[Task prompt] Repeat the full listing, word for word.

[Dataset]
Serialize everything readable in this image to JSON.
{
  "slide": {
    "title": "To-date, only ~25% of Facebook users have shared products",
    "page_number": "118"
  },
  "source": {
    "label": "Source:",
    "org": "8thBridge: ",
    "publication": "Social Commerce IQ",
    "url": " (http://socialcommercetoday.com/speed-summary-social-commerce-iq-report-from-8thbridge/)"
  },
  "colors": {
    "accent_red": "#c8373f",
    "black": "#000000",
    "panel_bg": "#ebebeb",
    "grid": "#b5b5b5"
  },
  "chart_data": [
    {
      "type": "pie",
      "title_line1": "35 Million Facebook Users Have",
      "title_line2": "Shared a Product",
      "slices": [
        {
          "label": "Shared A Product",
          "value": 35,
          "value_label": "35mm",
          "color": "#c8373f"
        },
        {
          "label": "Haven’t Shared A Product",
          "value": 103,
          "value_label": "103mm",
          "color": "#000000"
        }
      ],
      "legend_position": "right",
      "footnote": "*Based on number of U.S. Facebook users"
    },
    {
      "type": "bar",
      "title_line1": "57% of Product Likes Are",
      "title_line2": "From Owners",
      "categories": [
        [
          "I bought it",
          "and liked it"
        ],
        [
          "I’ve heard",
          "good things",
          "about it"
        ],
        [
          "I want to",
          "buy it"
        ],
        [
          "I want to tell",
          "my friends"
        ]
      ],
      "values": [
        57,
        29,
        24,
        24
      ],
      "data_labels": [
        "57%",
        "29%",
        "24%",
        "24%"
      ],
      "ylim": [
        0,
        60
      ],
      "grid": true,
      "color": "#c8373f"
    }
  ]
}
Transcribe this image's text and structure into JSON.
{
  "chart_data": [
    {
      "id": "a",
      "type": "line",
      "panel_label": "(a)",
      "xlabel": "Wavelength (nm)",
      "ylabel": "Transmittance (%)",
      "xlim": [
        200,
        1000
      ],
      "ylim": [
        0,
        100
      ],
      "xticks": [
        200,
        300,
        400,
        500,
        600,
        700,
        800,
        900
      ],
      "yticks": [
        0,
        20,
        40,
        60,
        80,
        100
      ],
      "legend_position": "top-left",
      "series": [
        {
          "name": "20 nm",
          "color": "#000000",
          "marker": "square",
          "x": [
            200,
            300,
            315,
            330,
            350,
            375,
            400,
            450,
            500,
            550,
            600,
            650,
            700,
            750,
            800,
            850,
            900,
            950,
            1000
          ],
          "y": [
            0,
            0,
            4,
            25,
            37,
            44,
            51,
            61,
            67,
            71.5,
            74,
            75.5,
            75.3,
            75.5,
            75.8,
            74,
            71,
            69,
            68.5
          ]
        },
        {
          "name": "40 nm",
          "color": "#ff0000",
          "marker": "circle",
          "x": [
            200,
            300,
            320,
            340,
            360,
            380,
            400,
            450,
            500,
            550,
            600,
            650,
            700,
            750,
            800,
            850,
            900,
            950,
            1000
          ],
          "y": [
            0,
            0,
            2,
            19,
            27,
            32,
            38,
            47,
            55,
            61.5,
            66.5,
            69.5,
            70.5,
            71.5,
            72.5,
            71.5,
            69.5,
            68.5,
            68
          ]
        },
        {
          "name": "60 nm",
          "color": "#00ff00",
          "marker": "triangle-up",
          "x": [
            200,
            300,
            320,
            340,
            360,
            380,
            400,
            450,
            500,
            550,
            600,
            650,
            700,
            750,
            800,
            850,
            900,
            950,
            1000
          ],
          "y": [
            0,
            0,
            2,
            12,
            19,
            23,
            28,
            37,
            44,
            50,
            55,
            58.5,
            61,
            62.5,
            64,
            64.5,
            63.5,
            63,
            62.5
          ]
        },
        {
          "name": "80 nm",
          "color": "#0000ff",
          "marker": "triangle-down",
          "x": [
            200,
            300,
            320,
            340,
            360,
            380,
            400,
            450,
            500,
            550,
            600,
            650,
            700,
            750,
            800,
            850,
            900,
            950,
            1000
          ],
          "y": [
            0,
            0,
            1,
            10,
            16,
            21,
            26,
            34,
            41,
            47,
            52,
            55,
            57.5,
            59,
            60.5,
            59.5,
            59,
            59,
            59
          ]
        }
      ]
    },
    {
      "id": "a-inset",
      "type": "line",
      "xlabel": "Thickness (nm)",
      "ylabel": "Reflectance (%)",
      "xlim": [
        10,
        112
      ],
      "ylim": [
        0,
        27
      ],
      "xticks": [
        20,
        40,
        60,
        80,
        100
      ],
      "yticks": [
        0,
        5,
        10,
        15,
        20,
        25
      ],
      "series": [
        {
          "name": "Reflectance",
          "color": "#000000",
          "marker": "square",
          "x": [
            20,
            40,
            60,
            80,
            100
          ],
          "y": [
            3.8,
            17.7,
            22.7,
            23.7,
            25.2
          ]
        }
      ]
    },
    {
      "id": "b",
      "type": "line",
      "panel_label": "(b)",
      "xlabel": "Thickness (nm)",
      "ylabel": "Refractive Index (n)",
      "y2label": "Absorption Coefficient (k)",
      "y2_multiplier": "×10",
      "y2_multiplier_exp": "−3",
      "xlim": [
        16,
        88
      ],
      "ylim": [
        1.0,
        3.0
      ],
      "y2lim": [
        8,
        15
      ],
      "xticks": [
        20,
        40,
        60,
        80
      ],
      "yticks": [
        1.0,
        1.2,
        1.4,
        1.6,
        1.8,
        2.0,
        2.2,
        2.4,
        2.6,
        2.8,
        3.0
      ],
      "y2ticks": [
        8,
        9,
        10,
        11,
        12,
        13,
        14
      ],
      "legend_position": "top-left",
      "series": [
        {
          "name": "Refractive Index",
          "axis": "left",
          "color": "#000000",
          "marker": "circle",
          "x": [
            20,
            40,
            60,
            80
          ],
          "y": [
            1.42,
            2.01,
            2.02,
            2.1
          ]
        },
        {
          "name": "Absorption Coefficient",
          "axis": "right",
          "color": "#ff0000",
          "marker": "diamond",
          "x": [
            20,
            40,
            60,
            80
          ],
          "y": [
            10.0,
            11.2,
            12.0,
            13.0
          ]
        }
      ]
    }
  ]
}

[Answer in full]
Serialize everything readable in this image to JSON.
{
  "slide": {
    "title": "To-date, only ~25% of Facebook users have shared products",
    "page_number": "118"
  },
  "source": {
    "label": "Source:",
    "org": "8thBridge: ",
    "publication": "Social Commerce IQ",
    "url": " (http://socialcommercetoday.com/speed-summary-social-commerce-iq-report-from-8thbridge/)"
  },
  "colors": {
    "accent_red": "#c8373f",
    "black": "#000000",
    "panel_bg": "#ebebeb",
    "grid": "#b5b5b5"
  },
  "chart_data": [
    {
      "type": "pie",
      "title_line1": "35 Million Facebook Users Have",
      "title_line2": "Shared a Product",
      "slices": [
        {
          "label": "Shared A Product",
          "value": 35,
          "value_label": "35mm",
          "color": "#c8373f"
        },
        {
          "label": "Haven’t Shared A Product",
          "value": 103,
          "value_label": "103mm",
          "color": "#000000"
        }
      ],
      "legend_position": "right",
      "footnote": "*Based on number of U.S. Facebook users"
    },
    {
      "type": "bar",
      "title_line1": "57% of Product Likes Are",
      "title_line2": "From Owners",
      "categories": [
        [
          "I bought it",
          "and liked it"
        ],
        [
          "I’ve heard",
          "good things",
          "about it"
        ],
        [
          "I want to",
          "buy it"
        ],
        [
          "I want to tell",
          "my friends"
        ]
      ],
      "values": [
        57,
        29,
        24,
        24
      ],
      "data_labels": [
        "57%",
        "29%",
        "24%",
        "24%"
      ],
      "ylim": [
        0,
        60
      ],
      "grid": true,
      "color": "#c8373f"
    }
  ]
}
Transcribe this image's text and structure into JSON.
{
  "chart_data": [
    {
      "id": "a",
      "type": "line",
      "panel_label": "(a)",
      "xlabel": "Wavelength (nm)",
      "ylabel": "Transmittance (%)",
      "xlim": [
        200,
        1000
      ],
      "ylim": [
        0,
        100
      ],
      "xticks": [
        200,
        300,
        400,
        500,
        600,
        700,
        800,
        900
      ],
      "yticks": [
        0,
        20,
        40,
        60,
        80,
        100
      ],
      "legend_position": "top-left",
      "series": [
        {
          "name": "20 nm",
          "color": "#000000",
          "marker": "square",
          "x": [
            200,
            300,
            315,
            330,
            350,
            375,
            400,
            450,
            500,
            550,
            600,
            650,
            700,
            750,
            800,
            850,
            900,
            950,
            1000
          ],
          "y": [
            0,
            0,
            4,
            25,
            37,
            44,
            51,
            61,
            67,
            71.5,
            74,
            75.5,
            75.3,
            75.5,
            75.8,
            74,
            71,
            69,
            68.5
          ]
        },
        {
          "name": "40 nm",
          "color": "#ff0000",
          "marker": "circle",
          "x": [
            200,
            300,
            320,
            340,
            360,
            380,
            400,
            450,
            500,
            550,
            600,
            650,
            700,
            750,
            800,
            850,
            900,
            950,
            1000
          ],
          "y": [
            0,
            0,
            2,
            19,
            27,
            32,
            38,
            47,
            55,
            61.5,
            66.5,
            69.5,
            70.5,
            71.5,
            72.5,
            71.5,
            69.5,
            68.5,
            68
          ]
        },
        {
          "name": "60 nm",
          "color": "#00ff00",
          "marker": "triangle-up",
          "x": [
            200,
            300,
            320,
            340,
            360,
            380,
            400,
            450,
            500,
            550,
            600,
            650,
            700,
            750,
            800,
            850,
            900,
            950,
            1000
          ],
          "y": [
            0,
            0,
            2,
            12,
            19,
            23,
            28,
            37,
            44,
            50,
            55,
            58.5,
            61,
            62.5,
            64,
            64.5,
            63.5,
            63,
            62.5
          ]
        },
        {
          "name": "80 nm",
          "color": "#0000ff",
          "marker": "triangle-down",
          "x": [
            200,
            300,
            320,
            340,
            360,
            380,
            400,
            450,
            500,
            550,
            600,
            650,
            700,
            750,
            800,
            850,
            900,
            950,
            1000
          ],
          "y": [
            0,
            0,
            1,
            10,
            16,
            21,
            26,
            34,
            41,
            47,
            52,
            55,
            57.5,
            59,
            60.5,
            59.5,
            59,
            59,
            59
          ]
        }
      ]
    },
    {
      "id": "a-inset",
      "type": "line",
      "xlabel": "Thickness (nm)",
      "ylabel": "Reflectance (%)",
      "xlim": [
        10,
        112
      ],
      "ylim": [
        0,
        27
      ],
      "xticks": [
        20,
        40,
        60,
        80,
        100
      ],
      "yticks": [
        0,
        5,
        10,
        15,
        20,
        25
      ],
      "series": [
        {
          "name": "Reflectance",
          "color": "#000000",
          "marker": "square",
          "x": [
            20,
            40,
            60,
            80,
            100
          ],
          "y": [
            3.8,
            17.7,
            22.7,
            23.7,
            25.2
          ]
        }
      ]
    },
    {
      "id": "b",
      "type": "line",
      "panel_label": "(b)",
      "xlabel": "Thickness (nm)",
      "ylabel": "Refractive Index (n)",
      "y2label": "Absorption Coefficient (k)",
      "y2_multiplier": "×10",
      "y2_multiplier_exp": "−3",
      "xlim": [
        16,
        88
      ],
      "ylim": [
        1.0,
        3.0
      ],
      "y2lim": [
        8,
        15
      ],
      "xticks": [
        20,
        40,
        60,
        80
      ],
      "yticks": [
        1.0,
        1.2,
        1.4,
        1.6,
        1.8,
        2.0,
        2.2,
        2.4,
        2.6,
        2.8,
        3.0
      ],
      "y2ticks": [
        8,
        9,
        10,
        11,
        12,
        13,
        14
      ],
      "legend_position": "top-left",
      "series": [
        {
          "name": "Refractive Index",
          "axis": "left",
          "color": "#000000",
          "marker": "circle",
          "x": [
            20,
            40,
            60,
            80
          ],
          "y": [
            1.42,
            2.01,
            2.02,
            2.1
          ]
        },
        {
          "name": "Absorption Coefficient",
          "axis": "right",
          "color": "#ff0000",
          "marker": "diamond",
          "x": [
            20,
            40,
            60,
            80
          ],
          "y": [
            10.0,
            11.2,
            12.0,
            13.0
          ]
        }
      ]
    }
  ]
}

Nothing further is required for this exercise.